Leave out the pictures and repeat every record exactly.

[Dataset items]
┄┄┄┄┄┄┄┄┄┄┄┄┄┄┄┄┄┄┄┄

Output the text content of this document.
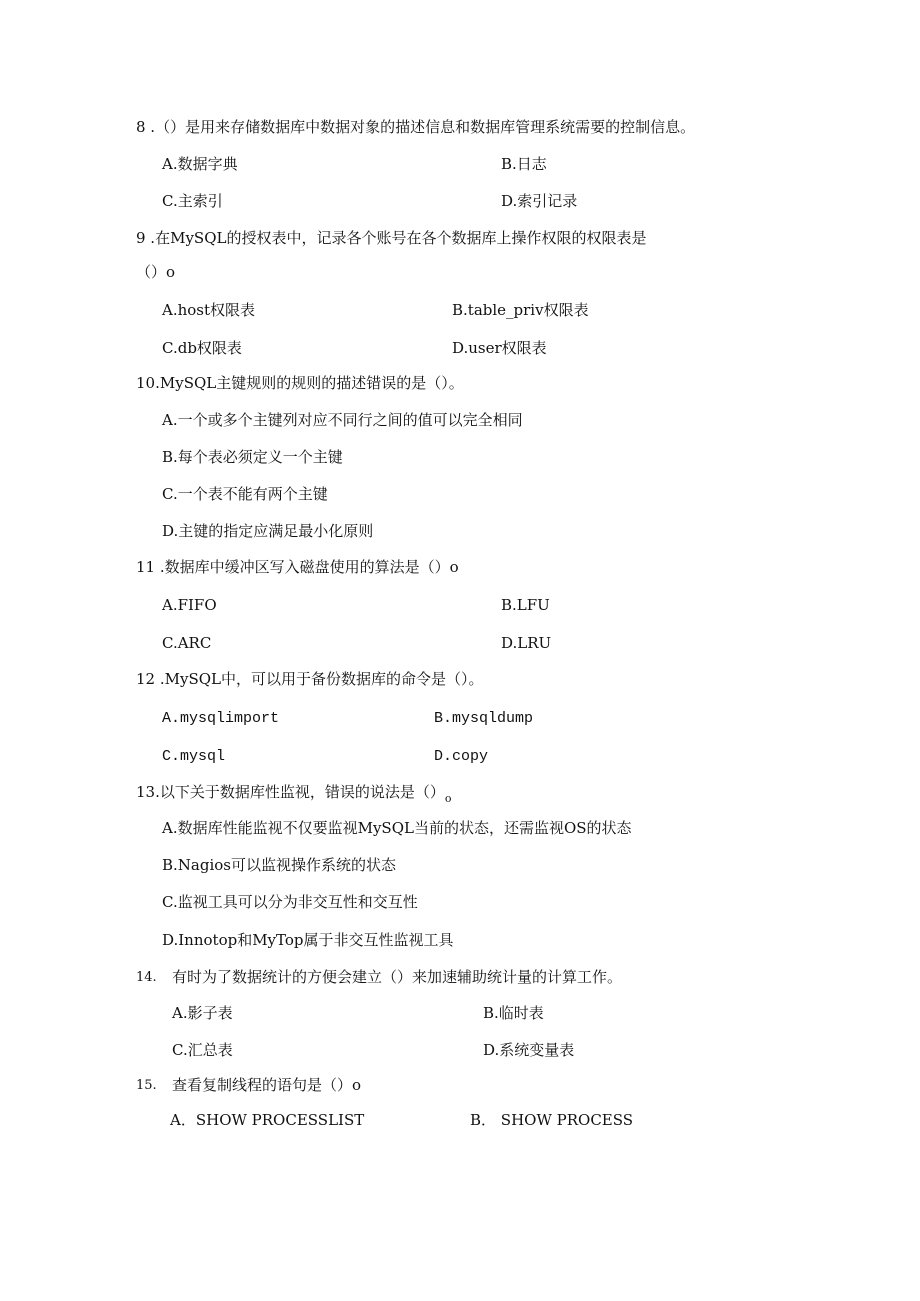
8 .（）是用来存储数据库中数据对象的描述信息和数据库管理系统需要的控制信息。
A.数据字典	B.日志
C.主索引	D.索引记录
9 .在MySQL的授权表中，记录各个账号在各个数据库上操作权限的权限表是
（）o
A.host权限表	B.table_priv权限表
C.db权限表	D.user权限表
10.MySQL主键规则的规则的描述错误的是（）。
A.一个或多个主键列对应不同行之间的值可以完全相同
B.每个表必须定义一个主键
C.一个表不能有两个主键
D.主键的指定应满足最小化原则
11 .数据库中缓冲区写入磁盘使用的算法是（）o
A.FIFO	B.LFU
C.ARC	D.LRU
12 .MySQL中，可以用于备份数据库的命令是（）。
A.mysqlimport	B.mysqldump
C.mysql	D.copy
13.以下关于数据库性监视，错误的说法是$()_o$
A.数据库性能监视不仅要监视MySQL当前的状态，还需监视OS的状态
B.Nagios可以监视操作系统的状态
C.监视工具可以分为非交互性和交互性
D.Innotop和MyTop属于非交互性监视工具
14. 有时为了数据统计的方便会建立（）来加速辅助统计量的计算工作。
A.影子表	B.临时表
C.汇总表	D.系统变量表
15. 查看复制线程的语句是（）o
A．SHOW PROCESSLIST	B． SHOW PROCESS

┄┄┄┄┄┄┄┄┄┄┄┄┄┄┄┄┄┄┄┄

## FULL RESPONSE
Output the text content of this document.
8 .（）是用来存储数据库中数据对象的描述信息和数据库管理系统需要的控制信息。
A.数据字典	B.日志
C.主索引	D.索引记录
9 .在MySQL的授权表中，记录各个账号在各个数据库上操作权限的权限表是
（）o
A.host权限表	B.table_priv权限表
C.db权限表	D.user权限表
10.MySQL主键规则的规则的描述错误的是（）。
A.一个或多个主键列对应不同行之间的值可以完全相同
B.每个表必须定义一个主键
C.一个表不能有两个主键
D.主键的指定应满足最小化原则
11 .数据库中缓冲区写入磁盘使用的算法是（）o
A.FIFO	B.LFU
C.ARC	D.LRU
12 .MySQL中，可以用于备份数据库的命令是（）。
A.mysqlimport	B.mysqldump
C.mysql	D.copy
13.以下关于数据库性监视，错误的说法是$()_o$
A.数据库性能监视不仅要监视MySQL当前的状态，还需监视OS的状态
B.Nagios可以监视操作系统的状态
C.监视工具可以分为非交互性和交互性
D.Innotop和MyTop属于非交互性监视工具
14. 有时为了数据统计的方便会建立（）来加速辅助统计量的计算工作。
A.影子表	B.临时表
C.汇总表	D.系统变量表
15. 查看复制线程的语句是（）o
A．SHOW PROCESSLIST	B． SHOW PROCESS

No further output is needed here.